**EXERCISE OBJECTIVE**
Answer with a number only: how many lines of the data contain "title"?

== == ==

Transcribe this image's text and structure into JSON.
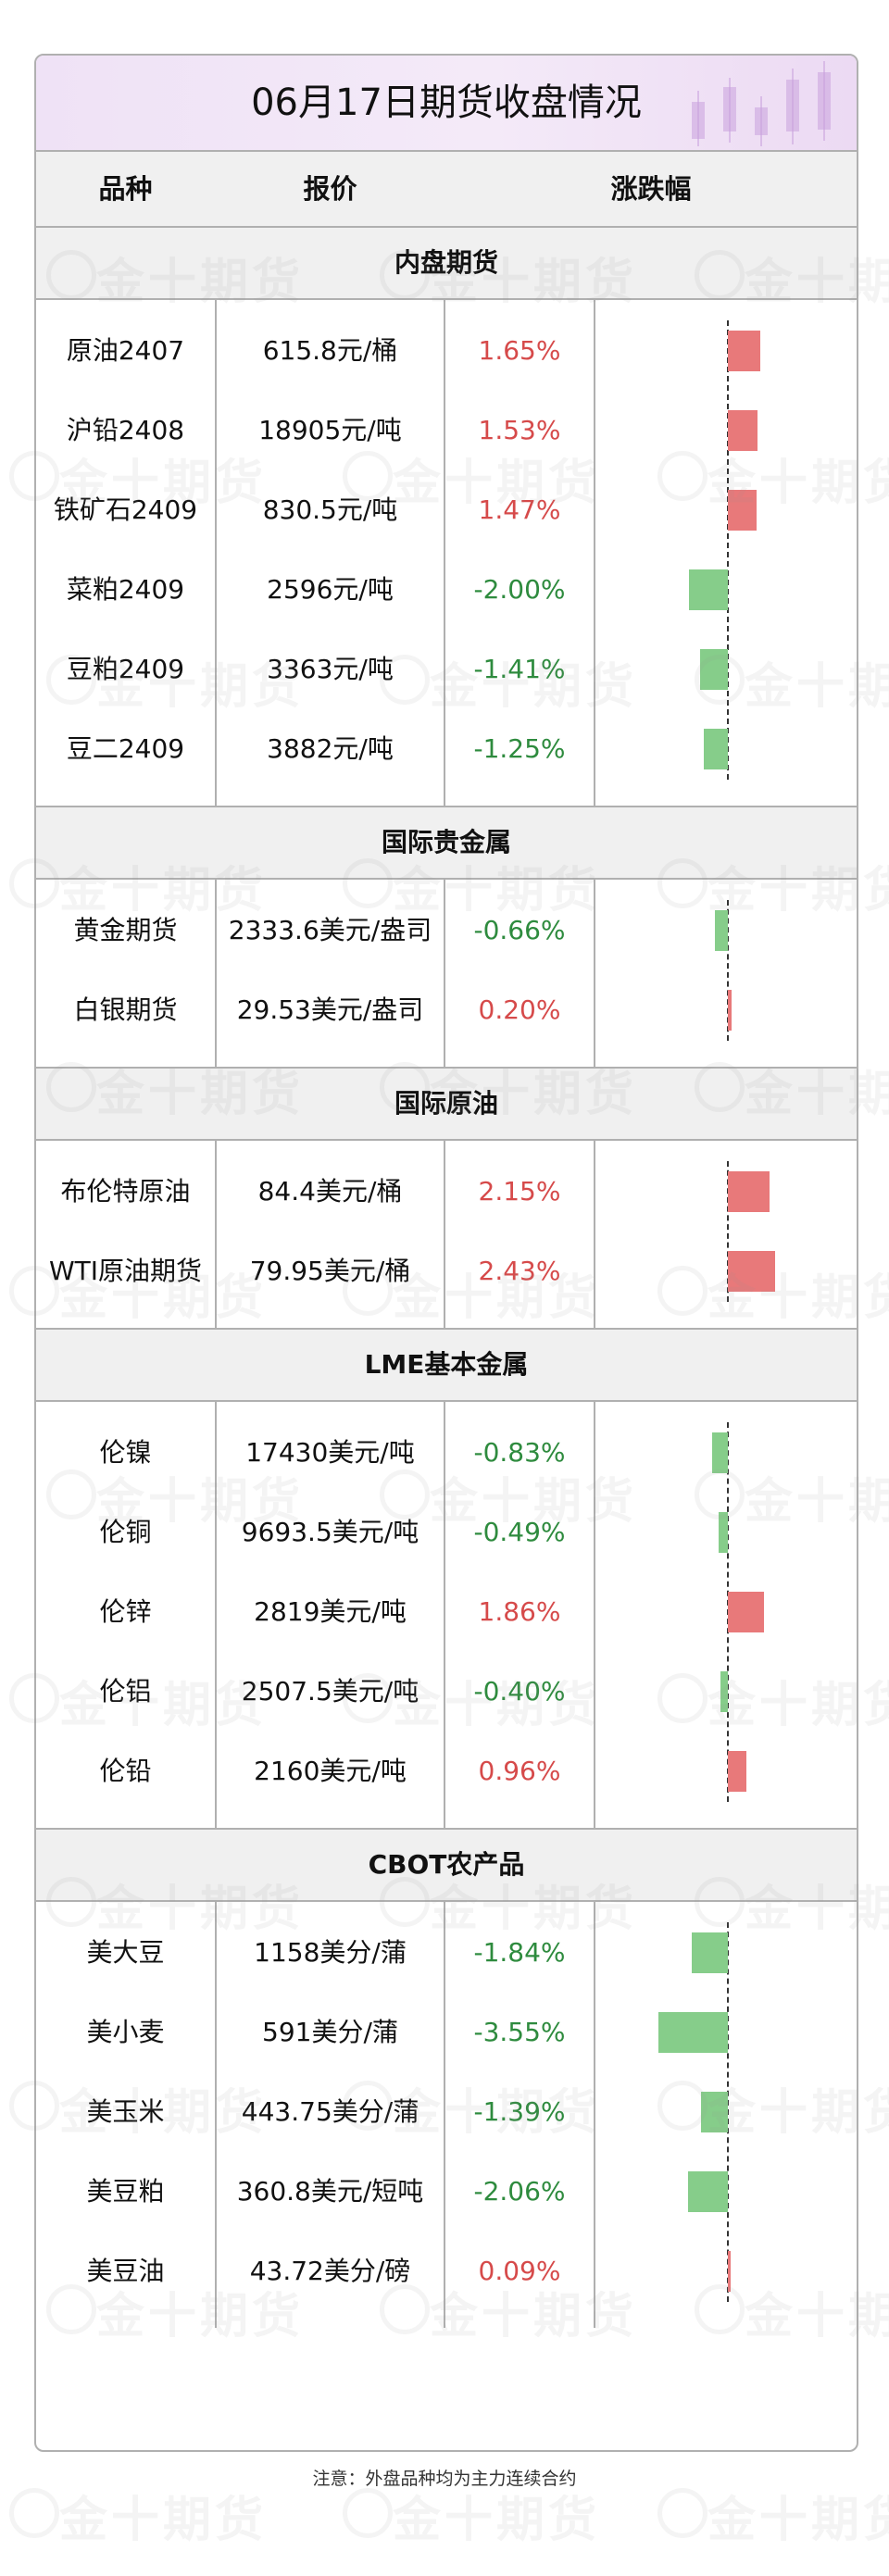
{
  "title": "06月17日期货收盘情况",
  "watermark": "金十期货",
  "headers": {
    "variety": "品种",
    "price": "报价",
    "change": "涨跌幅"
  },
  "colors": {
    "up": "#d64a4a",
    "down": "#2e8b3e",
    "bar_up": "#e8797a",
    "bar_down": "#86cd8a"
  },
  "sections": [
    {
      "title": "内盘期货",
      "rows": [
        {
          "name": "原油2407",
          "price": "615.8元/桶",
          "change": "1.65%",
          "value": 1.65
        },
        {
          "name": "沪铅2408",
          "price": "18905元/吨",
          "change": "1.53%",
          "value": 1.53
        },
        {
          "name": "铁矿石2409",
          "price": "830.5元/吨",
          "change": "1.47%",
          "value": 1.47
        },
        {
          "name": "菜粕2409",
          "price": "2596元/吨",
          "change": "-2.00%",
          "value": -2.0
        },
        {
          "name": "豆粕2409",
          "price": "3363元/吨",
          "change": "-1.41%",
          "value": -1.41
        },
        {
          "name": "豆二2409",
          "price": "3882元/吨",
          "change": "-1.25%",
          "value": -1.25
        }
      ]
    },
    {
      "title": "国际贵金属",
      "rows": [
        {
          "name": "黄金期货",
          "price": "2333.6美元/盎司",
          "change": "-0.66%",
          "value": -0.66
        },
        {
          "name": "白银期货",
          "price": "29.53美元/盎司",
          "change": "0.20%",
          "value": 0.2
        }
      ]
    },
    {
      "title": "国际原油",
      "rows": [
        {
          "name": "布伦特原油",
          "price": "84.4美元/桶",
          "change": "2.15%",
          "value": 2.15
        },
        {
          "name": "WTI原油期货",
          "price": "79.95美元/桶",
          "change": "2.43%",
          "value": 2.43
        }
      ]
    },
    {
      "title": "LME基本金属",
      "rows": [
        {
          "name": "伦镍",
          "price": "17430美元/吨",
          "change": "-0.83%",
          "value": -0.83
        },
        {
          "name": "伦铜",
          "price": "9693.5美元/吨",
          "change": "-0.49%",
          "value": -0.49
        },
        {
          "name": "伦锌",
          "price": "2819美元/吨",
          "change": "1.86%",
          "value": 1.86
        },
        {
          "name": "伦铝",
          "price": "2507.5美元/吨",
          "change": "-0.40%",
          "value": -0.4
        },
        {
          "name": "伦铅",
          "price": "2160美元/吨",
          "change": "0.96%",
          "value": 0.96
        }
      ]
    },
    {
      "title": "CBOT农产品",
      "rows": [
        {
          "name": "美大豆",
          "price": "1158美分/蒲",
          "change": "-1.84%",
          "value": -1.84
        },
        {
          "name": "美小麦",
          "price": "591美分/蒲",
          "change": "-3.55%",
          "value": -3.55
        },
        {
          "name": "美玉米",
          "price": "443.75美分/蒲",
          "change": "-1.39%",
          "value": -1.39
        },
        {
          "name": "美豆粕",
          "price": "360.8美元/短吨",
          "change": "-2.06%",
          "value": -2.06
        },
        {
          "name": "美豆油",
          "price": "43.72美分/磅",
          "change": "0.09%",
          "value": 0.09
        }
      ]
    }
  ],
  "footnote": "注意：外盘品种均为主力连续合约"
}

== == ==

**ANSWER IN FULL**
6